### Exercise goal
Reproduce verbatim the lines of the records that start at the very beginning and end with the line containing "condition-text: Se prohibe realizar", including both of those lines.

Layout element annotations
◇ ◇ ◇

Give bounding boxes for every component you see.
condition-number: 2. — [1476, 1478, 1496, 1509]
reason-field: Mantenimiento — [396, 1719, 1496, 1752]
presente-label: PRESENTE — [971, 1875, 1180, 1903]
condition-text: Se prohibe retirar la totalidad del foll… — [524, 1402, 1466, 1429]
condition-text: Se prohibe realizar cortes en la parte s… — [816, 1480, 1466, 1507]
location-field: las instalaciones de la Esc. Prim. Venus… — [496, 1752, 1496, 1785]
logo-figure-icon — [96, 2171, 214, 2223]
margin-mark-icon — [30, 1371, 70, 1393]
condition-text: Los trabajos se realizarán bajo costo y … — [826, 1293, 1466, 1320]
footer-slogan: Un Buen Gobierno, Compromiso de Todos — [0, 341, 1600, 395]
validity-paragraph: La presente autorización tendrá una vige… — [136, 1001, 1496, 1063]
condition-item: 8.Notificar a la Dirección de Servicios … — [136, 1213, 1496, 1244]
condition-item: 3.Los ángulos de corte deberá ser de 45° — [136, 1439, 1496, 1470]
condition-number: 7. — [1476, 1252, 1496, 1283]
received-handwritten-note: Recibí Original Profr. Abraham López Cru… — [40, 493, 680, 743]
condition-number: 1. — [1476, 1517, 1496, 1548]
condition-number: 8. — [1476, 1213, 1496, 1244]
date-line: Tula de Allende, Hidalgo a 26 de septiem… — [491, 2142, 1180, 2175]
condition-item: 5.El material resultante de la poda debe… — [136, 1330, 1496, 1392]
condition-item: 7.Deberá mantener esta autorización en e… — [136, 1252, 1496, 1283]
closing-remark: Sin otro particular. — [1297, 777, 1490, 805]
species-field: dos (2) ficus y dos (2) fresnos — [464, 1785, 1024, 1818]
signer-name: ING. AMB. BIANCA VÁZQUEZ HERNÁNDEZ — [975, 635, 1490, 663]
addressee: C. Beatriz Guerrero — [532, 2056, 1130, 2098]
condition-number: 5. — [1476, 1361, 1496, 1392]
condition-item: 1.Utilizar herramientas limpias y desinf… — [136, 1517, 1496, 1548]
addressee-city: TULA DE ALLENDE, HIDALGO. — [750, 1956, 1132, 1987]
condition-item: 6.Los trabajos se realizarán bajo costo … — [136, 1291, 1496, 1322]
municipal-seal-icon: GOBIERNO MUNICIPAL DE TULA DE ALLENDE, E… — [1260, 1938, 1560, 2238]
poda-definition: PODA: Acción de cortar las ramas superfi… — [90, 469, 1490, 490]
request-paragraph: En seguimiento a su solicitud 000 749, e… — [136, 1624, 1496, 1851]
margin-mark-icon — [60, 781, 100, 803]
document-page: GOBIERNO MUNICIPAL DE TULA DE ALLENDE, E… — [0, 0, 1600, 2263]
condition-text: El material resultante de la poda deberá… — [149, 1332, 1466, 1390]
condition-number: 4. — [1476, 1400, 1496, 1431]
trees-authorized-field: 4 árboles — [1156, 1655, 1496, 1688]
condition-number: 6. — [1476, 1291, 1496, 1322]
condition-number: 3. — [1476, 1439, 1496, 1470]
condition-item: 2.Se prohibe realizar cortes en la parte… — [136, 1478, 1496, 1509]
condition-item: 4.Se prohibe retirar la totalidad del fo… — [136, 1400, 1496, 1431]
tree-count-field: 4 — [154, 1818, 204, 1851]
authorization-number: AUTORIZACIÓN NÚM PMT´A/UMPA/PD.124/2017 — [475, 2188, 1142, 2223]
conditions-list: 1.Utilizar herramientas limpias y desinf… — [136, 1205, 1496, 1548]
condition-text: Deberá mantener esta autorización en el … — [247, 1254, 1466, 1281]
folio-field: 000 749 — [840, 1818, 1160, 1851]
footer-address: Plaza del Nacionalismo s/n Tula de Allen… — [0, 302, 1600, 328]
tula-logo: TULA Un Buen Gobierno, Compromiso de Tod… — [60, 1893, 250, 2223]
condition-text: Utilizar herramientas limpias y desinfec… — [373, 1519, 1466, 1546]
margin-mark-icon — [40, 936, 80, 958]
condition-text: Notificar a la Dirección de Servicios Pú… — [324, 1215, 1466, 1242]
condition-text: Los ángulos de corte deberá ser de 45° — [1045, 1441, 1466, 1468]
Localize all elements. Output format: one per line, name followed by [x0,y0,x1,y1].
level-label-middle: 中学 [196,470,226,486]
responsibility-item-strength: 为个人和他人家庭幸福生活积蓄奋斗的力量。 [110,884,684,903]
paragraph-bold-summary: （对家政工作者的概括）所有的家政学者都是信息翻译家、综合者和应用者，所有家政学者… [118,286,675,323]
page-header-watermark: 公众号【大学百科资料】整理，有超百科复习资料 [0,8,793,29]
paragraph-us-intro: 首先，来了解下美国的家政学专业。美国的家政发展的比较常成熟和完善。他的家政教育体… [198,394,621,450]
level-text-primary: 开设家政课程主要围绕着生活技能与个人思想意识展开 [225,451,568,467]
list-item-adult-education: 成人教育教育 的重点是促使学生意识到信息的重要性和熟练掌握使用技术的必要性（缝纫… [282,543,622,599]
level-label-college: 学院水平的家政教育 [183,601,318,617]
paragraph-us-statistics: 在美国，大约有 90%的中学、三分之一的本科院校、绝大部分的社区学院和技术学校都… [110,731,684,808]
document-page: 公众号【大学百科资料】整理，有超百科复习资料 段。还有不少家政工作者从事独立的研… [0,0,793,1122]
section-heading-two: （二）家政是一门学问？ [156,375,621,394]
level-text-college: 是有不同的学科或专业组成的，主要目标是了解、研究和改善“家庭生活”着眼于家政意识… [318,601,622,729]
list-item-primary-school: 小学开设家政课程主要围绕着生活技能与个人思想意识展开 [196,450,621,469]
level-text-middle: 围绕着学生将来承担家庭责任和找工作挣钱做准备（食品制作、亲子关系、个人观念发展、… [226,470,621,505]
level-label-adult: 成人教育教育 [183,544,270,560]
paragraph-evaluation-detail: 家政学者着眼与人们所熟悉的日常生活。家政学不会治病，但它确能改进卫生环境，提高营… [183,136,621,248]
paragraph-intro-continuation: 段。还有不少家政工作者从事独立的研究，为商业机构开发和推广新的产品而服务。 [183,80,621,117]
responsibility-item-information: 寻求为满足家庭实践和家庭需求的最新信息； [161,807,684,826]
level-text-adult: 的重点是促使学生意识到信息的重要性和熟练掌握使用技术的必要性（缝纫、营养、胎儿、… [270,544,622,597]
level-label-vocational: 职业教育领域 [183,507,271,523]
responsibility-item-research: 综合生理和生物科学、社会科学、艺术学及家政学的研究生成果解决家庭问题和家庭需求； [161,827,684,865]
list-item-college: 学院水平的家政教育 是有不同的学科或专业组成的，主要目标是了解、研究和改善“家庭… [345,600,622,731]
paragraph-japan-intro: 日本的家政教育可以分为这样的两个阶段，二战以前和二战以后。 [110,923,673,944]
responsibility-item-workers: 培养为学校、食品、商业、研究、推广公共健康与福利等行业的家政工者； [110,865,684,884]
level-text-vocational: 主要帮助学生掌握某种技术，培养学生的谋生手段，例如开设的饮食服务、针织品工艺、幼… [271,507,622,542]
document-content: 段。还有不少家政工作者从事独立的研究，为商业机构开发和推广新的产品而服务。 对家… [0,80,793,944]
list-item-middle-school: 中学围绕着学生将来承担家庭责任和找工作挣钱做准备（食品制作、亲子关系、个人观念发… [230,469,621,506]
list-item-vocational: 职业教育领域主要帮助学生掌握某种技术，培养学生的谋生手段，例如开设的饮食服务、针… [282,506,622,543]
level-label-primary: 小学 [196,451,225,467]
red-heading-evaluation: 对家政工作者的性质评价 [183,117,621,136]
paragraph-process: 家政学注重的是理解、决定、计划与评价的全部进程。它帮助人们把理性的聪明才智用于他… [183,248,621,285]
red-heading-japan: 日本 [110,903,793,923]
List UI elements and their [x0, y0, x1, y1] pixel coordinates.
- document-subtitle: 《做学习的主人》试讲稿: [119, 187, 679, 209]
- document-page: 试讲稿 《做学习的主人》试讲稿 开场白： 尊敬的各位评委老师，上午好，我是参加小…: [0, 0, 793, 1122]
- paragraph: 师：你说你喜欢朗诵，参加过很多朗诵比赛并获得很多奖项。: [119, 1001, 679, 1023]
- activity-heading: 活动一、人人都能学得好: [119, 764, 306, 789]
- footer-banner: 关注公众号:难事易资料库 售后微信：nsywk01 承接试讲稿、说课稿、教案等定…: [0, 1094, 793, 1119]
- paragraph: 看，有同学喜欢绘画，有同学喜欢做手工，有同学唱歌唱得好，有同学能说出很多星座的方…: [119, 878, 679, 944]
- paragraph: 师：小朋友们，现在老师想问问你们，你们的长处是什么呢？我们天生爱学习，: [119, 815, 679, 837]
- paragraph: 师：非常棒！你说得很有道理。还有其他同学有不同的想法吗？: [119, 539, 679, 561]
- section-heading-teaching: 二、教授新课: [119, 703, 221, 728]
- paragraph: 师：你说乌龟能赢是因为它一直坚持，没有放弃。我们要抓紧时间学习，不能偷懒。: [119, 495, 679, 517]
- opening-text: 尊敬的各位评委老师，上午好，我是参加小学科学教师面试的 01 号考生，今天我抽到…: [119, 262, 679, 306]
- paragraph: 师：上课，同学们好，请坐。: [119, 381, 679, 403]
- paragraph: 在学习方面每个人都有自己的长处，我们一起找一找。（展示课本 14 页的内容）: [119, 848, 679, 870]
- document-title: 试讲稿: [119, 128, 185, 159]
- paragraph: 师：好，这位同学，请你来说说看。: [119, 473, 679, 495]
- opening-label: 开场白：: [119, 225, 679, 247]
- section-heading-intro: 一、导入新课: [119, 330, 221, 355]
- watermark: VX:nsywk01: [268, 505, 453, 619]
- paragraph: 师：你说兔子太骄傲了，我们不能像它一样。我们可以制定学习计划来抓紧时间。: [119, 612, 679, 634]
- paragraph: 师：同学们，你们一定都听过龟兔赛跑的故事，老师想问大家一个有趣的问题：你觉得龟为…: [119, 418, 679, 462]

◇ ◇ ◇

### Solution to this task
Give bounding boxes for every component you see.
condition-number: 2. — [1476, 1478, 1496, 1509]
reason-field: Mantenimiento — [396, 1719, 1496, 1752]
presente-label: PRESENTE — [971, 1875, 1180, 1903]
condition-text: Se prohibe retirar la totalidad del foll… — [524, 1402, 1466, 1429]
condition-text: Se prohibe realizar cortes en la parte s… — [816, 1480, 1466, 1507]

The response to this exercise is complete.